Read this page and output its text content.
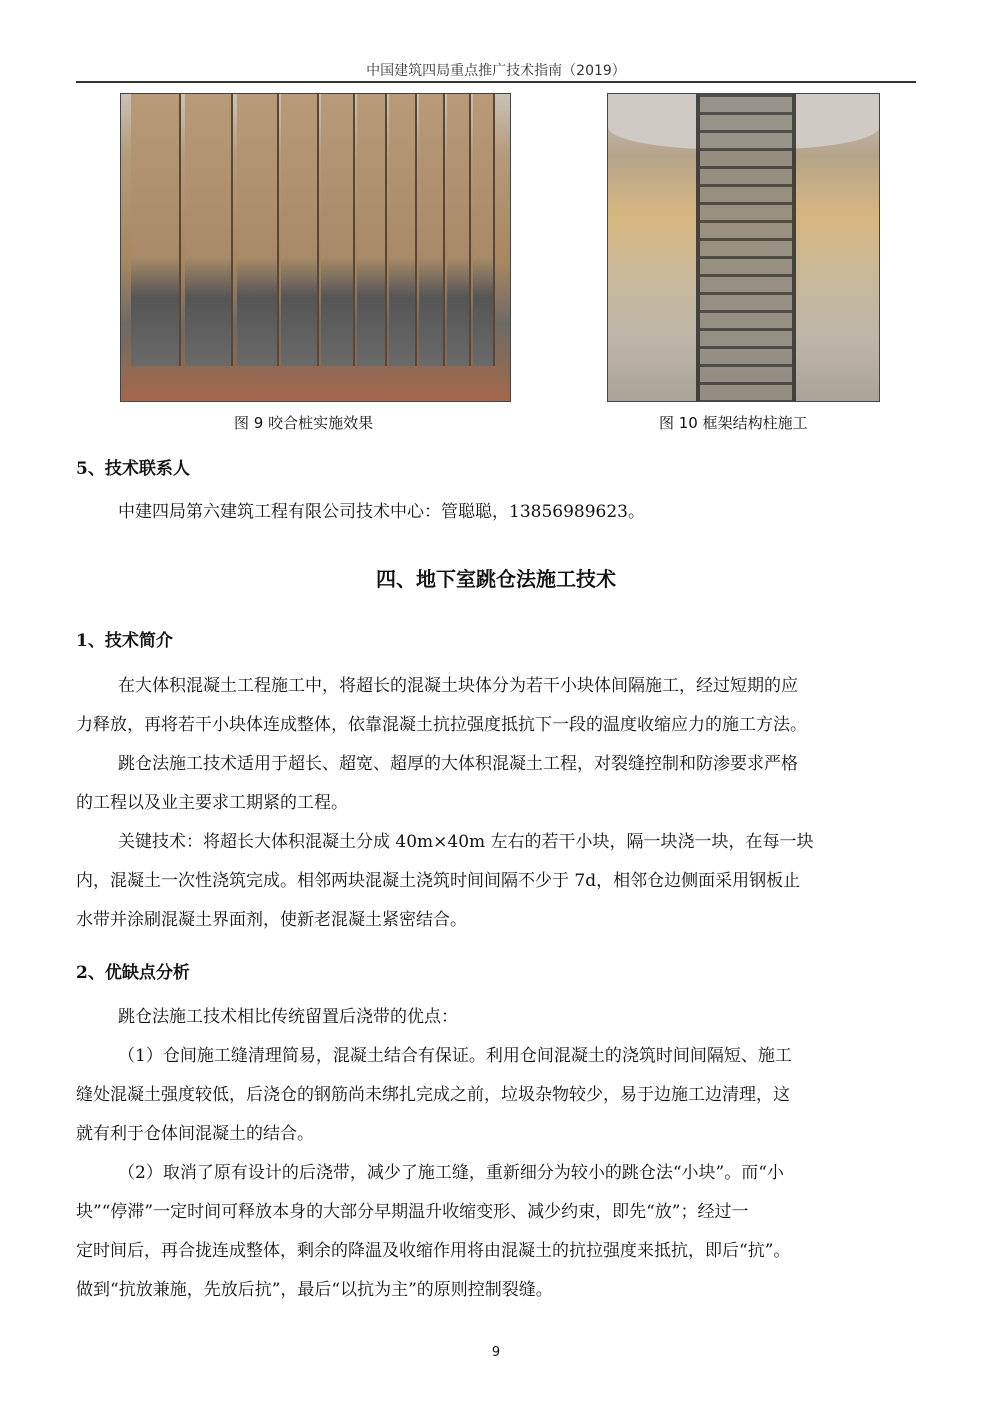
中国建筑四局重点推广技术指南（2019）
图 9 咬合桩实施效果	图 10 框架结构柱施工
5、技术联系人
中建四局第六建筑工程有限公司技术中心：管聪聪，13856989623。
四、地下室跳仓法施工技术
1、技术简介
在大体积混凝土工程施工中，将超长的混凝土块体分为若干小块体间隔施工，经过短期的应
力释放，再将若干小块体连成整体，依靠混凝土抗拉强度抵抗下一段的温度收缩应力的施工方法。
跳仓法施工技术适用于超长、超宽、超厚的大体积混凝土工程，对裂缝控制和防渗要求严格
的工程以及业主要求工期紧的工程。
关键技术：将超长大体积混凝土分成 40m×40m 左右的若干小块，隔一块浇一块，在每一块
内，混凝土一次性浇筑完成。相邻两块混凝土浇筑时间间隔不少于 7d，相邻仓边侧面采用钢板止
水带并涂刷混凝土界面剂，使新老混凝土紧密结合。
2、优缺点分析
跳仓法施工技术相比传统留置后浇带的优点：
（1）仓间施工缝清理简易，混凝土结合有保证。利用仓间混凝土的浇筑时间间隔短、施工
缝处混凝土强度较低，后浇仓的钢筋尚未绑扎完成之前，垃圾杂物较少，易于边施工边清理，这
就有利于仓体间混凝土的结合。
（2）取消了原有设计的后浇带，减少了施工缝，重新细分为较小的跳仓法“小块”。而“小
块”“停滞”一定时间可释放本身的大部分早期温升收缩变形、减少约束，即先“放”；经过一
定时间后，再合拢连成整体，剩余的降温及收缩作用将由混凝土的抗拉强度来抵抗，即后“抗”。
做到“抗放兼施，先放后抗”，最后“以抗为主”的原则控制裂缝。
9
::::::::
**Exercise directions**
Repeat the records above verbatim, with no pictures in the result.

**Response to the exercise**
Read this page and output its text content.
中国建筑四局重点推广技术指南（2019）
图 9 咬合桩实施效果	图 10 框架结构柱施工
5、技术联系人
中建四局第六建筑工程有限公司技术中心：管聪聪，13856989623。
四、地下室跳仓法施工技术
1、技术简介
在大体积混凝土工程施工中，将超长的混凝土块体分为若干小块体间隔施工，经过短期的应
力释放，再将若干小块体连成整体，依靠混凝土抗拉强度抵抗下一段的温度收缩应力的施工方法。
跳仓法施工技术适用于超长、超宽、超厚的大体积混凝土工程，对裂缝控制和防渗要求严格
的工程以及业主要求工期紧的工程。
关键技术：将超长大体积混凝土分成 40m×40m 左右的若干小块，隔一块浇一块，在每一块
内，混凝土一次性浇筑完成。相邻两块混凝土浇筑时间间隔不少于 7d，相邻仓边侧面采用钢板止
水带并涂刷混凝土界面剂，使新老混凝土紧密结合。
2、优缺点分析
跳仓法施工技术相比传统留置后浇带的优点：
（1）仓间施工缝清理简易，混凝土结合有保证。利用仓间混凝土的浇筑时间间隔短、施工
缝处混凝土强度较低，后浇仓的钢筋尚未绑扎完成之前，垃圾杂物较少，易于边施工边清理，这
就有利于仓体间混凝土的结合。
（2）取消了原有设计的后浇带，减少了施工缝，重新细分为较小的跳仓法“小块”。而“小
块”“停滞”一定时间可释放本身的大部分早期温升收缩变形、减少约束，即先“放”；经过一
定时间后，再合拢连成整体，剩余的降温及收缩作用将由混凝土的抗拉强度来抵抗，即后“抗”。
做到“抗放兼施，先放后抗”，最后“以抗为主”的原则控制裂缝。
9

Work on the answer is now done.